JOB: In the entries below, locate the line with "Read all visible content and emit it as JSON.", then give again that line and all lines after it, exactly, with pictures omitted.

-- START OF SOURCE RECORDS --

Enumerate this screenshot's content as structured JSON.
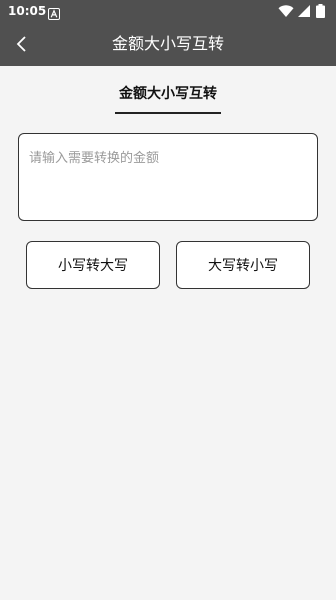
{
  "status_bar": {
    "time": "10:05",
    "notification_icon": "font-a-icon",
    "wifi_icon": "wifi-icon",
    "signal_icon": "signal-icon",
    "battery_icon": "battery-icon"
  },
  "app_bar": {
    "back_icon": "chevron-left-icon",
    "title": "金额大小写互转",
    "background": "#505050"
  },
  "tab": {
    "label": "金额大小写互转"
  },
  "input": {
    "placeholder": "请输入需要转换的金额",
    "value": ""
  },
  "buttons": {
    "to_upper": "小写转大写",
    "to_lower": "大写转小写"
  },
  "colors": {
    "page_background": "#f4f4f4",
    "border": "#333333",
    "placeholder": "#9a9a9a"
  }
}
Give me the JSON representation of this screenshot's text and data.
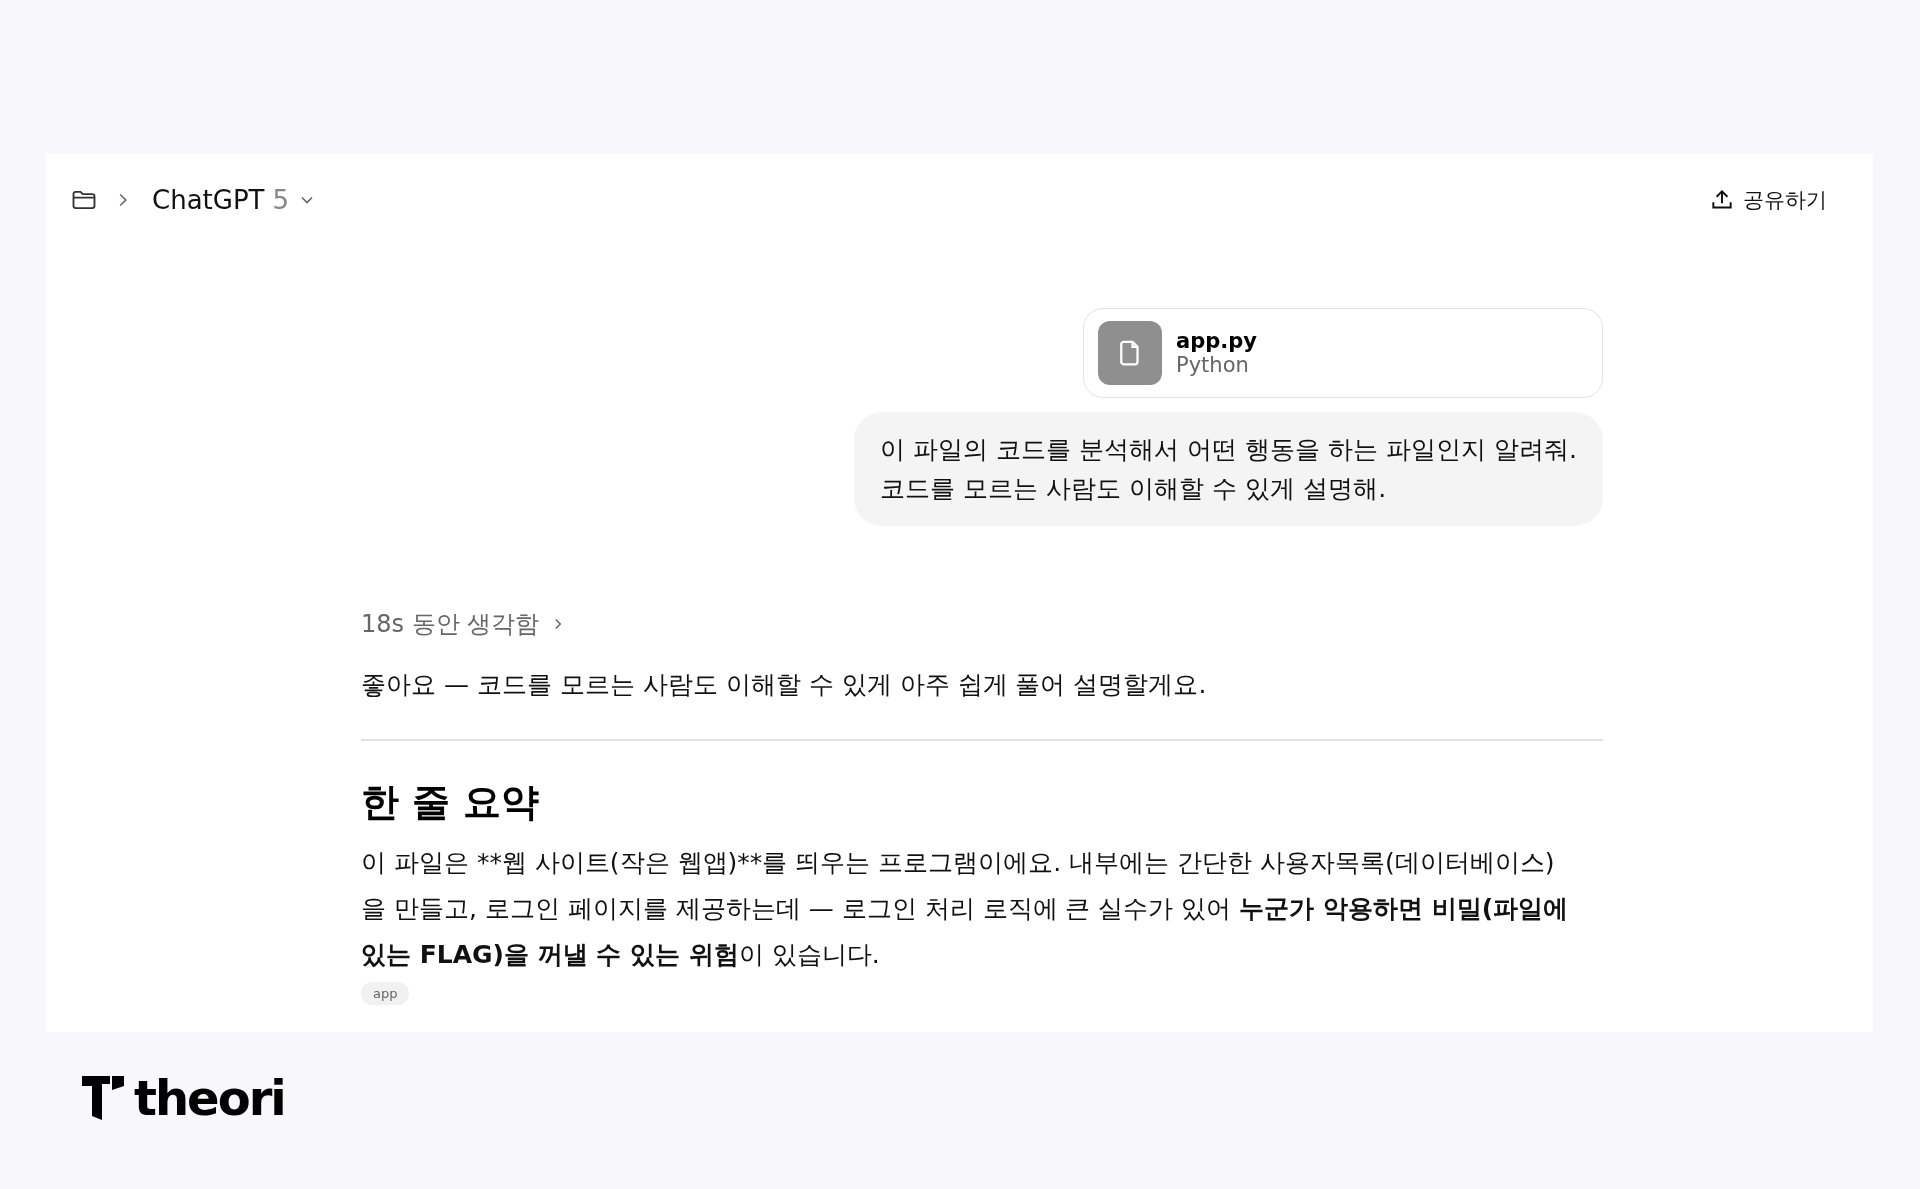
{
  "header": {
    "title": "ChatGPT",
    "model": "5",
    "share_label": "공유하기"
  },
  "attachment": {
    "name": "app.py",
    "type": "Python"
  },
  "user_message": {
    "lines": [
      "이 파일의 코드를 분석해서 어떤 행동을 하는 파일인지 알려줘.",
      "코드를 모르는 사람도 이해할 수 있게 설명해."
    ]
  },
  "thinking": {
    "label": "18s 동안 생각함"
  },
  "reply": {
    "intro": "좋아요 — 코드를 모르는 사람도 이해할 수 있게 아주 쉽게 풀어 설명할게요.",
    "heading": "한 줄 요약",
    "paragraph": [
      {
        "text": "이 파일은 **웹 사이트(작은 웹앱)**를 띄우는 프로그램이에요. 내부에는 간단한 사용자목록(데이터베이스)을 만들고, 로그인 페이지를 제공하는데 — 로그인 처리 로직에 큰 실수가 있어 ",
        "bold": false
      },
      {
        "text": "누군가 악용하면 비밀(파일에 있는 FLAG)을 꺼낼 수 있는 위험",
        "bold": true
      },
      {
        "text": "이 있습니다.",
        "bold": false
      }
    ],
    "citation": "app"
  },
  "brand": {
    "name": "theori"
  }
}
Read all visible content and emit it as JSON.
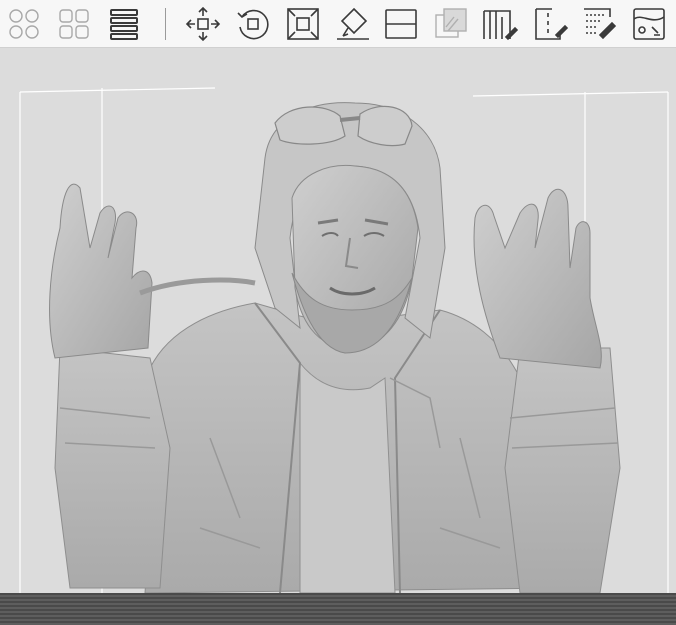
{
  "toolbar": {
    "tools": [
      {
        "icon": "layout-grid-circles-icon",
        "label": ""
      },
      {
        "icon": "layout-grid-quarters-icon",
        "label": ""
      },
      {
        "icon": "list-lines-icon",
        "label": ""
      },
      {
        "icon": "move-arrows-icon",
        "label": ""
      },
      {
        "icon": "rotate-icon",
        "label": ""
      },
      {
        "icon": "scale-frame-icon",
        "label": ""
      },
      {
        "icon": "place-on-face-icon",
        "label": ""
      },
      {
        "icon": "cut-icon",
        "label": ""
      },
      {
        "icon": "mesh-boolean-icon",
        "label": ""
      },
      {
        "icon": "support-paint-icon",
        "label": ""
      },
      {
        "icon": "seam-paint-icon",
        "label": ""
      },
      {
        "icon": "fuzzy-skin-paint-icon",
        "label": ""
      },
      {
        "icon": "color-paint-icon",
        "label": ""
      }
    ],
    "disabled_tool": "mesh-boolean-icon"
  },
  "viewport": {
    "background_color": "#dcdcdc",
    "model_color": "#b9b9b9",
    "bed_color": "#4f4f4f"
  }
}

-- END OF SOURCE RECORDS --

FINAL ANSWER:
Read all visible content and emit it as JSON.
{
  "toolbar": {
    "tools": [
      {
        "icon": "layout-grid-circles-icon",
        "label": ""
      },
      {
        "icon": "layout-grid-quarters-icon",
        "label": ""
      },
      {
        "icon": "list-lines-icon",
        "label": ""
      },
      {
        "icon": "move-arrows-icon",
        "label": ""
      },
      {
        "icon": "rotate-icon",
        "label": ""
      },
      {
        "icon": "scale-frame-icon",
        "label": ""
      },
      {
        "icon": "place-on-face-icon",
        "label": ""
      },
      {
        "icon": "cut-icon",
        "label": ""
      },
      {
        "icon": "mesh-boolean-icon",
        "label": ""
      },
      {
        "icon": "support-paint-icon",
        "label": ""
      },
      {
        "icon": "seam-paint-icon",
        "label": ""
      },
      {
        "icon": "fuzzy-skin-paint-icon",
        "label": ""
      },
      {
        "icon": "color-paint-icon",
        "label": ""
      }
    ],
    "disabled_tool": "mesh-boolean-icon"
  },
  "viewport": {
    "background_color": "#dcdcdc",
    "model_color": "#b9b9b9",
    "bed_color": "#4f4f4f"
  }
}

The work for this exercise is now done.